OBJECTIVE:
How many of the lines contain the string "Řadit"? Give the number, with no other words.

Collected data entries
--- --- ---
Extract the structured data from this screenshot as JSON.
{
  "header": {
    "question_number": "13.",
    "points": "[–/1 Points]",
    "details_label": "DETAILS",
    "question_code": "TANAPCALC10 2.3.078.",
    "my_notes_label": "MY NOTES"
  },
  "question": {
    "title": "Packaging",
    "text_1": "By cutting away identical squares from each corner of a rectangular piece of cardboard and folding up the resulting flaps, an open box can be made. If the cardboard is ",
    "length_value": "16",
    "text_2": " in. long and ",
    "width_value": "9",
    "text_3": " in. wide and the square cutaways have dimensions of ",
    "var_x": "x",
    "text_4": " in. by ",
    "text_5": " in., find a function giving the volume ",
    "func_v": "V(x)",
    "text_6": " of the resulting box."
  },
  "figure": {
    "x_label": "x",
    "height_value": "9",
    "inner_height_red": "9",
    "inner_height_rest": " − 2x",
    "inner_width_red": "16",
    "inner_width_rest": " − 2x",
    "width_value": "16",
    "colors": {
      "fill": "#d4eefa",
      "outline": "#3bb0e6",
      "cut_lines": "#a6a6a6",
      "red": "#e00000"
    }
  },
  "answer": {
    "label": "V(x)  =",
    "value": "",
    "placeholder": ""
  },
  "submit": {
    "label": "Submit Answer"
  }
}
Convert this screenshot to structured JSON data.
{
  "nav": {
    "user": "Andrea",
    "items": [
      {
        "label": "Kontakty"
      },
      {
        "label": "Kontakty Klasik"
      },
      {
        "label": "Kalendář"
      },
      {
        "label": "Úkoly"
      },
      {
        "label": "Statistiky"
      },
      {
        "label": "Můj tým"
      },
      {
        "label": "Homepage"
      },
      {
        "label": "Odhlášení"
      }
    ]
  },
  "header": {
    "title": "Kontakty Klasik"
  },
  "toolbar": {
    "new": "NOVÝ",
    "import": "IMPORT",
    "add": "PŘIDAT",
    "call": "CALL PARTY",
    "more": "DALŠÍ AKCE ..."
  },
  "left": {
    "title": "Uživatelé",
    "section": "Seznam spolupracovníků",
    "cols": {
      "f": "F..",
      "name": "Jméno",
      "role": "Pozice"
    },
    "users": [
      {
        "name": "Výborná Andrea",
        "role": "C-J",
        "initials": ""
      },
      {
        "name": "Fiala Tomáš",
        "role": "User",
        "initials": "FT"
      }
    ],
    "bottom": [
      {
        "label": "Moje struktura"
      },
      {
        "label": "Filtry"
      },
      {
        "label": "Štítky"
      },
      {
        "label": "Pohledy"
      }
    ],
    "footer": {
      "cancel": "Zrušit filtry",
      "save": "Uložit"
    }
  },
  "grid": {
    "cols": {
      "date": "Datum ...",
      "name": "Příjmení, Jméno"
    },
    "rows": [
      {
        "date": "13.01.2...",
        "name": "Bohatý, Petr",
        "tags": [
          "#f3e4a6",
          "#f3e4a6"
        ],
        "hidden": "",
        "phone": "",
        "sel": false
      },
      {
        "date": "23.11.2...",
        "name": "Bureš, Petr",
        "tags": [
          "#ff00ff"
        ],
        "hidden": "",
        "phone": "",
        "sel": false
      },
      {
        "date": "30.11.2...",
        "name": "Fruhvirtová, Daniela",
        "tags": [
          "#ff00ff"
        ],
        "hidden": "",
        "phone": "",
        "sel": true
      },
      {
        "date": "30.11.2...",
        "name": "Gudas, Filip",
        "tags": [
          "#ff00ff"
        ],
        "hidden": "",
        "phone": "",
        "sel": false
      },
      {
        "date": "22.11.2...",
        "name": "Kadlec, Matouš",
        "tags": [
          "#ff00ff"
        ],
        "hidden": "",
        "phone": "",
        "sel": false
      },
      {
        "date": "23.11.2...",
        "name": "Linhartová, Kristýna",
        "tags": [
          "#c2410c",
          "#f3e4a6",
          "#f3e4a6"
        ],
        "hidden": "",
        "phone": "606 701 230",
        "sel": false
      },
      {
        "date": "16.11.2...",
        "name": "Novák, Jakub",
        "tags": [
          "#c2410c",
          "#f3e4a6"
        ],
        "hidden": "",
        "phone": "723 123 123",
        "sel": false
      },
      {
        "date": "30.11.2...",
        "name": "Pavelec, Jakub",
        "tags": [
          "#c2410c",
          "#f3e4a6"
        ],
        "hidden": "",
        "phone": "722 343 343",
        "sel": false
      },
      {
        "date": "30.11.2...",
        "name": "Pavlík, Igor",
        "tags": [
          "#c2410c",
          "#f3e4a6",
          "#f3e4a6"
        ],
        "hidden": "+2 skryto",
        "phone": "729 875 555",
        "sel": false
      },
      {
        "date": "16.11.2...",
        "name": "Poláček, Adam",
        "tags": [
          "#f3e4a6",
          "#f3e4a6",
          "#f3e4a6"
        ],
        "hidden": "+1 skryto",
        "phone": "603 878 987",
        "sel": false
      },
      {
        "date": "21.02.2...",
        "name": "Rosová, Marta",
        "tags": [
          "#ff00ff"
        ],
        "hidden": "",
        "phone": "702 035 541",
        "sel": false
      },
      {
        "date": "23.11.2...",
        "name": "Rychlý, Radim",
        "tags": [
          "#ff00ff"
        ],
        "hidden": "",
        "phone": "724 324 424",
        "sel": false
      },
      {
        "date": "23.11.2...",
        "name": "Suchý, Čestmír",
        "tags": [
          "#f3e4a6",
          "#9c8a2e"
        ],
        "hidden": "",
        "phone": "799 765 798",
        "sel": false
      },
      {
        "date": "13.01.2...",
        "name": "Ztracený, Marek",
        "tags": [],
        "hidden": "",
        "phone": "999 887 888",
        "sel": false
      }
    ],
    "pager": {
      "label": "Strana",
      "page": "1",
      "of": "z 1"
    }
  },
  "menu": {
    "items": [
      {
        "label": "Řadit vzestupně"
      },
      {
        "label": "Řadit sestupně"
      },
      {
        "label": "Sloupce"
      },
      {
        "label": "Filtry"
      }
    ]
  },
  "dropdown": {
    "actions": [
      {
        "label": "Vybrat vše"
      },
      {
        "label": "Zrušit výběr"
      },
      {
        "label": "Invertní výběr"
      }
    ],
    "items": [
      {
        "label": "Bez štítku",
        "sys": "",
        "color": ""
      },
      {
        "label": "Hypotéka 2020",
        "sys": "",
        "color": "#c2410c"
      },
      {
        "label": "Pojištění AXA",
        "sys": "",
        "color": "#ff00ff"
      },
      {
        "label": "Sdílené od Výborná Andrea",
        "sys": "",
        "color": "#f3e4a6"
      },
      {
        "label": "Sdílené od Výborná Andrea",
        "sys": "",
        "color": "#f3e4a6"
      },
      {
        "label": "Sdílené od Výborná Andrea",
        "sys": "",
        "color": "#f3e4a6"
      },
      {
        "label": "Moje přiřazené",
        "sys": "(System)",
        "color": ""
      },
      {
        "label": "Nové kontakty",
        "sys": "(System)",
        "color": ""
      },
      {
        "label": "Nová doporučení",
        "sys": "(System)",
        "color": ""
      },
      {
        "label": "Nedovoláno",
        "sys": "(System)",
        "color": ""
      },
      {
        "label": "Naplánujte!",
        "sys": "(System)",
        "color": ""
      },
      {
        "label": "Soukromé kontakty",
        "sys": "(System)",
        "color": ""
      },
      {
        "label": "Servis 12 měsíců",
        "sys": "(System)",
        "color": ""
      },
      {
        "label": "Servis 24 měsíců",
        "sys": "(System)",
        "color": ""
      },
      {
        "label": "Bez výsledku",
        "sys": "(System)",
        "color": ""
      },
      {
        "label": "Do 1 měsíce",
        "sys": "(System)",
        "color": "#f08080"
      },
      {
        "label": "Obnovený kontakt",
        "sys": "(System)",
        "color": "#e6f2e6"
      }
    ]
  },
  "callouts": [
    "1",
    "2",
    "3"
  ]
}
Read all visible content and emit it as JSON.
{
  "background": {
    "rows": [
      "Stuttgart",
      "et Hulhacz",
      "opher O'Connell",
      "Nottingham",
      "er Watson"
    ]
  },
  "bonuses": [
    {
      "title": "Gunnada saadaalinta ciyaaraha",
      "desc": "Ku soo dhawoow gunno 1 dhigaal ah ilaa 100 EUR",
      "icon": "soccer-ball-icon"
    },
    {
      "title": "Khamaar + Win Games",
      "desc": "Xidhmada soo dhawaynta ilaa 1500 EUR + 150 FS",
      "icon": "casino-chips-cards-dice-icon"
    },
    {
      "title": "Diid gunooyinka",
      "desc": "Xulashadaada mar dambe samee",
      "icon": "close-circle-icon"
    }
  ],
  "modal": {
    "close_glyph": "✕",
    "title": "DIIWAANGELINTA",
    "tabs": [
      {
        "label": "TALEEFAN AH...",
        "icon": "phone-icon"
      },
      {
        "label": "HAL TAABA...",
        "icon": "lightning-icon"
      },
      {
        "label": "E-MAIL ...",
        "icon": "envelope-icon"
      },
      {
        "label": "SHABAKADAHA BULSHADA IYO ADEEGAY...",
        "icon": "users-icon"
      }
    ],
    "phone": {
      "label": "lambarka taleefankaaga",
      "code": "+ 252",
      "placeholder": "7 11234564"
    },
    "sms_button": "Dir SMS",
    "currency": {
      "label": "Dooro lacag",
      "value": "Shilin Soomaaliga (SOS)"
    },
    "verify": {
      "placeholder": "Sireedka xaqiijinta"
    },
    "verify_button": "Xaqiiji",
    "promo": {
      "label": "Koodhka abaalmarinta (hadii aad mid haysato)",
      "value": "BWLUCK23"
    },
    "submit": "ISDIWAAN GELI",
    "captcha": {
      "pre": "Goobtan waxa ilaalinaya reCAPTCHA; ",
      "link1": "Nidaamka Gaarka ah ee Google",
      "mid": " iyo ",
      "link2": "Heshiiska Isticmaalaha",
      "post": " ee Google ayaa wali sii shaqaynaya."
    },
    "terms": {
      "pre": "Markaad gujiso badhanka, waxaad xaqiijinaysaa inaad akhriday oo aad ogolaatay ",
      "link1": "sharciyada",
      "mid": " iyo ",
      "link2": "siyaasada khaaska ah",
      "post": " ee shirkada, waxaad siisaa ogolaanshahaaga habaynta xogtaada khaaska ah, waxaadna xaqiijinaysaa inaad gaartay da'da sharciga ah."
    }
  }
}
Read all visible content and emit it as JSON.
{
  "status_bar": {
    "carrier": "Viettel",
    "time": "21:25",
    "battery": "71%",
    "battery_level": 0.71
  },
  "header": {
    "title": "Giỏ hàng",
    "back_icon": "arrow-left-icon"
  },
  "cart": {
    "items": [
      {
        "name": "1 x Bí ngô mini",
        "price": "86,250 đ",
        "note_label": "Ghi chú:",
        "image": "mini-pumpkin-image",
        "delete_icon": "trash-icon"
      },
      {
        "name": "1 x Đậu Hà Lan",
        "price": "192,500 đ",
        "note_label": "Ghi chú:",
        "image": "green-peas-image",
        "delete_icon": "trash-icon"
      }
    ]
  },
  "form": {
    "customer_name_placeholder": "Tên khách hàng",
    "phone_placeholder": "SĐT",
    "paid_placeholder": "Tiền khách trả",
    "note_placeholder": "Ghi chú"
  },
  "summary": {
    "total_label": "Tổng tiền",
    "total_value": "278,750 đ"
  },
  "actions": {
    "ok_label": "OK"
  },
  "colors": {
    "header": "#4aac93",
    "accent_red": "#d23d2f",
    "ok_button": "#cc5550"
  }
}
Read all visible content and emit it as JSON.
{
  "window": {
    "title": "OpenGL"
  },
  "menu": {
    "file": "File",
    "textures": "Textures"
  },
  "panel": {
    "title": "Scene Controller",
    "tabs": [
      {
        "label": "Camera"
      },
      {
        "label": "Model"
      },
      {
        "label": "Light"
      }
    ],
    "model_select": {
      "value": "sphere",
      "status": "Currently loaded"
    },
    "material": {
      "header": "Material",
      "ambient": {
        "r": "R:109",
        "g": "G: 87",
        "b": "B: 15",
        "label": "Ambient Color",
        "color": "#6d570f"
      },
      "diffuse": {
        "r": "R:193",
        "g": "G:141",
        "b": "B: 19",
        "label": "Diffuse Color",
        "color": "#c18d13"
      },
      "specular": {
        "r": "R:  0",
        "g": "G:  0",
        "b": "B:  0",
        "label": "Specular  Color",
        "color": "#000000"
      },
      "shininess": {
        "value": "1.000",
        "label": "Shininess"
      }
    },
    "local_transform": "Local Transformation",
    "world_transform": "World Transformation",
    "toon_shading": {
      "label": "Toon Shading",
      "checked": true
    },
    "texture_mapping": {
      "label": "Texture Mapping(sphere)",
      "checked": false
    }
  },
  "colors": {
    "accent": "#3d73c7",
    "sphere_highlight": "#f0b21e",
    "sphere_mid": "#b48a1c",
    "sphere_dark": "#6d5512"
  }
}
--- --- ---
OUTPUT FOR THIS TASK:
2